[Prompt] Select from the records below every line that has the word "ylabel" in it.

Figure collection entries:
[Begin]

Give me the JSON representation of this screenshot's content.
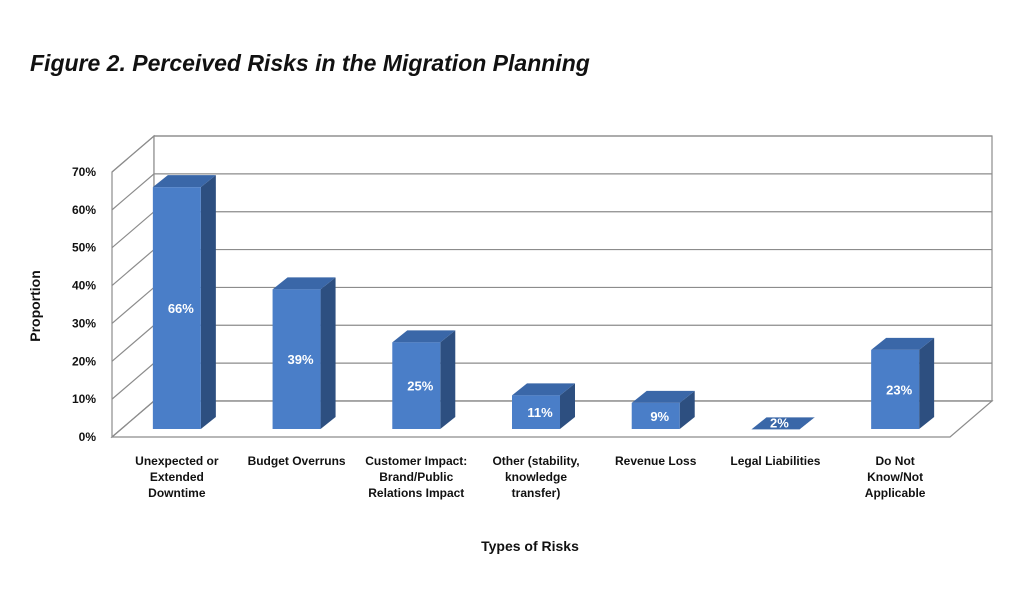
{
  "figure": {
    "title": "Figure 2. Perceived Risks in the Migration Planning"
  },
  "chart_data": {
    "type": "bar",
    "title": "Figure 2. Perceived Risks in the Migration Planning",
    "xlabel": "Types of Risks",
    "ylabel": "Proportion",
    "ylim": [
      0,
      70
    ],
    "yticks": [
      "0%",
      "10%",
      "20%",
      "30%",
      "40%",
      "50%",
      "60%",
      "70%"
    ],
    "grid": true,
    "legend": "none",
    "categories": [
      [
        "Unexpected or",
        "Extended",
        "Downtime"
      ],
      [
        "Budget Overruns"
      ],
      [
        "Customer Impact:",
        "Brand/Public",
        "Relations Impact"
      ],
      [
        "Other (stability,",
        "knowledge",
        "transfer)"
      ],
      [
        "Revenue Loss"
      ],
      [
        "Legal Liabilities"
      ],
      [
        "Do Not",
        "Know/Not",
        "Applicable"
      ]
    ],
    "values": [
      66,
      39,
      25,
      11,
      9,
      2,
      23
    ],
    "data_labels": [
      "66%",
      "39%",
      "25%",
      "11%",
      "9%",
      "2%",
      "23%"
    ],
    "colors": {
      "bar_front": "#4A7EC8",
      "bar_side": "#2D4F80",
      "bar_top": "#3A67A8",
      "grid": "#8C8C8C",
      "wall": "#FFFFFF"
    }
  }
}
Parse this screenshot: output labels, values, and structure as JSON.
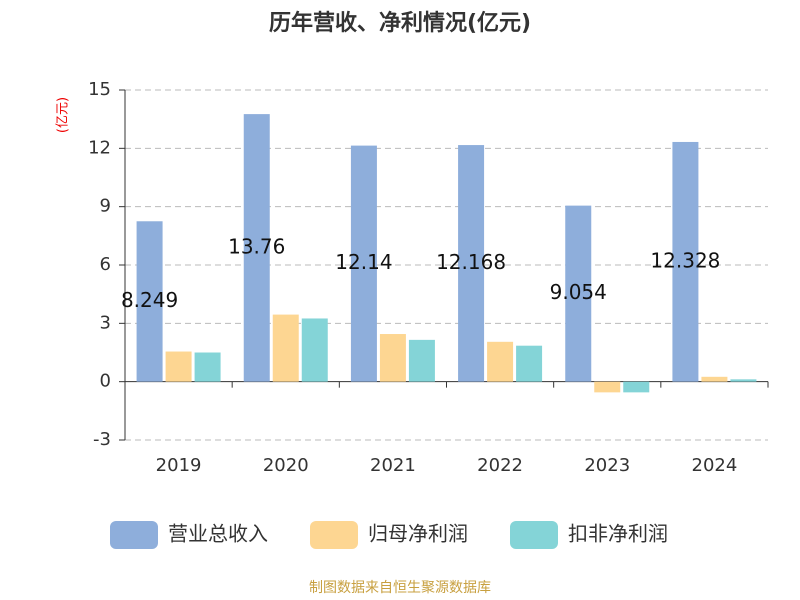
{
  "chart_data": {
    "type": "bar",
    "title": "历年营收、净利情况(亿元)",
    "y_label": "(亿元)",
    "categories": [
      "2019",
      "2020",
      "2021",
      "2022",
      "2023",
      "2024"
    ],
    "series": [
      {
        "name": "营业总收入",
        "color": "#8eaedb",
        "values": [
          8.249,
          13.76,
          12.14,
          12.168,
          9.054,
          12.328
        ]
      },
      {
        "name": "归母净利润",
        "color": "#fdd692",
        "values": [
          1.55,
          3.45,
          2.45,
          2.05,
          -0.55,
          0.25
        ]
      },
      {
        "name": "扣非净利润",
        "color": "#84d4d7",
        "values": [
          1.5,
          3.25,
          2.15,
          1.85,
          -0.55,
          0.12
        ]
      }
    ],
    "ylim": [
      -3,
      15
    ],
    "yticks": [
      -3,
      0,
      3,
      6,
      9,
      12,
      15
    ],
    "grid": true,
    "source": "制图数据来自恒生聚源数据库"
  }
}
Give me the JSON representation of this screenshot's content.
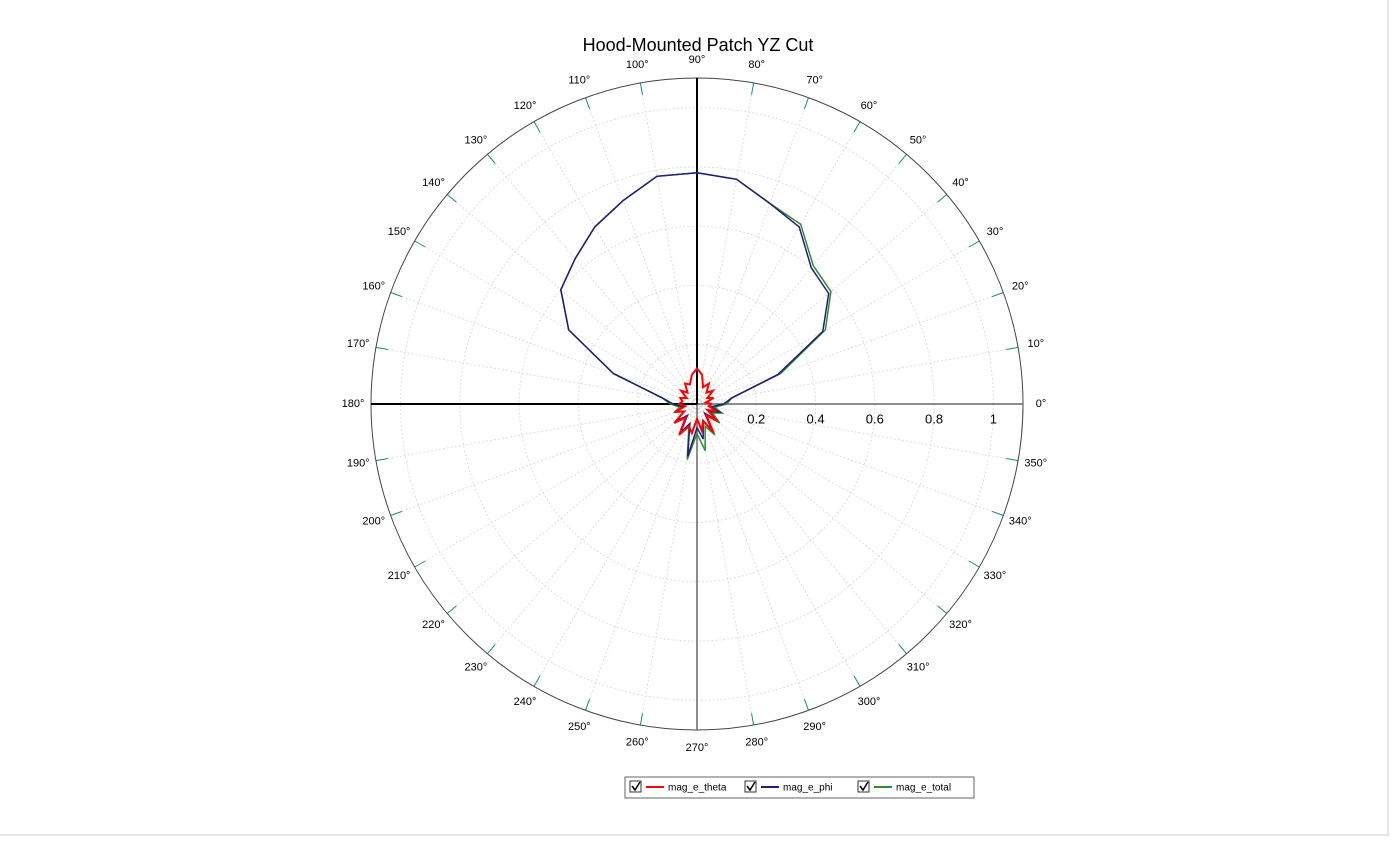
{
  "chart_data": {
    "type": "polar",
    "title": "Hood-Mounted Patch YZ Cut",
    "theta": [
      0,
      10,
      20,
      30,
      40,
      50,
      60,
      70,
      80,
      90,
      100,
      110,
      120,
      130,
      140,
      150,
      160,
      170,
      180,
      190,
      200,
      210,
      220,
      230,
      240,
      250,
      260,
      270,
      280,
      290,
      300,
      310,
      320,
      330,
      340,
      350,
      360
    ],
    "series": [
      {
        "name": "mag_e_theta",
        "color": "#ff0000",
        "values": [
          0.05,
          0.03,
          0.06,
          0.04,
          0.07,
          0.05,
          0.08,
          0.06,
          0.1,
          0.12,
          0.1,
          0.07,
          0.08,
          0.05,
          0.07,
          0.04,
          0.06,
          0.05,
          0.06,
          0.04,
          0.08,
          0.05,
          0.1,
          0.06,
          0.12,
          0.08,
          0.1,
          0.05,
          0.09,
          0.06,
          0.11,
          0.05,
          0.09,
          0.04,
          0.07,
          0.04,
          0.05
        ]
      },
      {
        "name": "mag_e_phi",
        "color": "#1f1f7a",
        "values": [
          0.09,
          0.12,
          0.29,
          0.49,
          0.58,
          0.6,
          0.69,
          0.72,
          0.77,
          0.78,
          0.78,
          0.73,
          0.69,
          0.64,
          0.6,
          0.5,
          0.3,
          0.12,
          0.08,
          0.05,
          0.07,
          0.05,
          0.09,
          0.05,
          0.11,
          0.07,
          0.18,
          0.08,
          0.12,
          0.06,
          0.1,
          0.04,
          0.08,
          0.05,
          0.08,
          0.05,
          0.09
        ]
      },
      {
        "name": "mag_e_total",
        "color": "#2e8b2e",
        "values": [
          0.1,
          0.12,
          0.3,
          0.5,
          0.59,
          0.61,
          0.7,
          0.72,
          0.77,
          0.78,
          0.78,
          0.73,
          0.69,
          0.64,
          0.6,
          0.5,
          0.3,
          0.12,
          0.09,
          0.06,
          0.08,
          0.05,
          0.1,
          0.06,
          0.12,
          0.08,
          0.19,
          0.1,
          0.16,
          0.08,
          0.12,
          0.05,
          0.1,
          0.06,
          0.09,
          0.06,
          0.1
        ]
      }
    ],
    "rlim": [
      0,
      1.1
    ],
    "rticks": [
      0.2,
      0.4,
      0.6,
      0.8,
      1
    ],
    "thetaticks": [
      {
        "value": 0,
        "label": "0°"
      },
      {
        "value": 10,
        "label": "10°"
      },
      {
        "value": 20,
        "label": "20°"
      },
      {
        "value": 30,
        "label": "30°"
      },
      {
        "value": 40,
        "label": "40°"
      },
      {
        "value": 50,
        "label": "50°"
      },
      {
        "value": 60,
        "label": "60°"
      },
      {
        "value": 70,
        "label": "70°"
      },
      {
        "value": 80,
        "label": "80°"
      },
      {
        "value": 90,
        "label": "90°"
      },
      {
        "value": 100,
        "label": "100°"
      },
      {
        "value": 110,
        "label": "110°"
      },
      {
        "value": 120,
        "label": "120°"
      },
      {
        "value": 130,
        "label": "130°"
      },
      {
        "value": 140,
        "label": "140°"
      },
      {
        "value": 150,
        "label": "150°"
      },
      {
        "value": 160,
        "label": "160°"
      },
      {
        "value": 170,
        "label": "170°"
      },
      {
        "value": 180,
        "label": "180°"
      },
      {
        "value": 190,
        "label": "190°"
      },
      {
        "value": 200,
        "label": "200°"
      },
      {
        "value": 210,
        "label": "210°"
      },
      {
        "value": 220,
        "label": "220°"
      },
      {
        "value": 230,
        "label": "230°"
      },
      {
        "value": 240,
        "label": "240°"
      },
      {
        "value": 250,
        "label": "250°"
      },
      {
        "value": 260,
        "label": "260°"
      },
      {
        "value": 270,
        "label": "270°"
      },
      {
        "value": 280,
        "label": "280°"
      },
      {
        "value": 290,
        "label": "290°"
      },
      {
        "value": 300,
        "label": "300°"
      },
      {
        "value": 310,
        "label": "310°"
      },
      {
        "value": 320,
        "label": "320°"
      },
      {
        "value": 330,
        "label": "330°"
      },
      {
        "value": 340,
        "label": "340°"
      },
      {
        "value": 350,
        "label": "350°"
      }
    ],
    "grid": true
  }
}
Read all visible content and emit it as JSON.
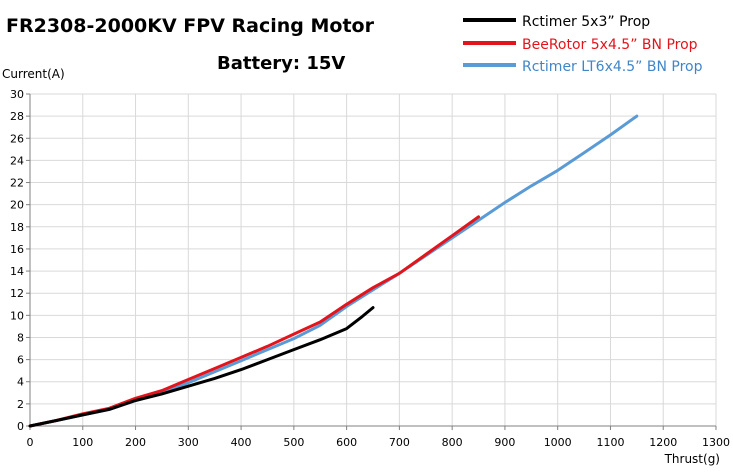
{
  "chart_data": {
    "type": "line",
    "title": "FR2308-2000KV FPV Racing Motor",
    "subtitle": "Battery: 15V",
    "xlabel": "Thrust(g)",
    "ylabel": "Current(A)",
    "xlim": [
      0,
      1300
    ],
    "ylim": [
      0,
      30
    ],
    "x_ticks": [
      "0",
      "100",
      "200",
      "300",
      "400",
      "500",
      "600",
      "700",
      "800",
      "900",
      "1000",
      "1100",
      "1200",
      "1300"
    ],
    "y_ticks": [
      "0",
      "2",
      "4",
      "6",
      "8",
      "10",
      "12",
      "14",
      "16",
      "18",
      "20",
      "22",
      "24",
      "26",
      "28",
      "30"
    ],
    "grid": true,
    "legend_position": "top-right",
    "series": [
      {
        "name": "Rctimer 5x3” Prop",
        "color": "#000000",
        "points": [
          [
            0,
            0
          ],
          [
            50,
            0.5
          ],
          [
            100,
            1.0
          ],
          [
            150,
            1.5
          ],
          [
            200,
            2.3
          ],
          [
            250,
            2.9
          ],
          [
            300,
            3.6
          ],
          [
            350,
            4.3
          ],
          [
            400,
            5.1
          ],
          [
            450,
            6.0
          ],
          [
            500,
            6.9
          ],
          [
            550,
            7.8
          ],
          [
            600,
            8.8
          ],
          [
            630,
            9.9
          ],
          [
            650,
            10.7
          ]
        ]
      },
      {
        "name": "BeeRotor 5x4.5” BN Prop",
        "color": "#e3141b",
        "points": [
          [
            0,
            0
          ],
          [
            50,
            0.5
          ],
          [
            100,
            1.1
          ],
          [
            150,
            1.6
          ],
          [
            200,
            2.5
          ],
          [
            250,
            3.2
          ],
          [
            300,
            4.2
          ],
          [
            350,
            5.2
          ],
          [
            400,
            6.2
          ],
          [
            450,
            7.2
          ],
          [
            500,
            8.3
          ],
          [
            550,
            9.4
          ],
          [
            600,
            11.0
          ],
          [
            650,
            12.5
          ],
          [
            700,
            13.8
          ],
          [
            750,
            15.5
          ],
          [
            800,
            17.2
          ],
          [
            850,
            18.9
          ]
        ]
      },
      {
        "name": "Rctimer LT6x4.5” BN Prop",
        "color": "#5b9bd5",
        "points": [
          [
            0,
            0
          ],
          [
            50,
            0.5
          ],
          [
            100,
            1.0
          ],
          [
            150,
            1.5
          ],
          [
            200,
            2.3
          ],
          [
            250,
            3.0
          ],
          [
            300,
            3.9
          ],
          [
            350,
            4.9
          ],
          [
            400,
            5.9
          ],
          [
            450,
            6.9
          ],
          [
            500,
            7.9
          ],
          [
            550,
            9.1
          ],
          [
            600,
            10.8
          ],
          [
            650,
            12.3
          ],
          [
            700,
            13.8
          ],
          [
            750,
            15.4
          ],
          [
            800,
            17.0
          ],
          [
            850,
            18.6
          ],
          [
            900,
            20.2
          ],
          [
            950,
            21.7
          ],
          [
            1000,
            23.1
          ],
          [
            1050,
            24.7
          ],
          [
            1100,
            26.3
          ],
          [
            1150,
            28.0
          ]
        ]
      }
    ]
  }
}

[End]

[Response to the exercise]
    "ylabel": "Proportion",
    "ylabel": "Current(A)",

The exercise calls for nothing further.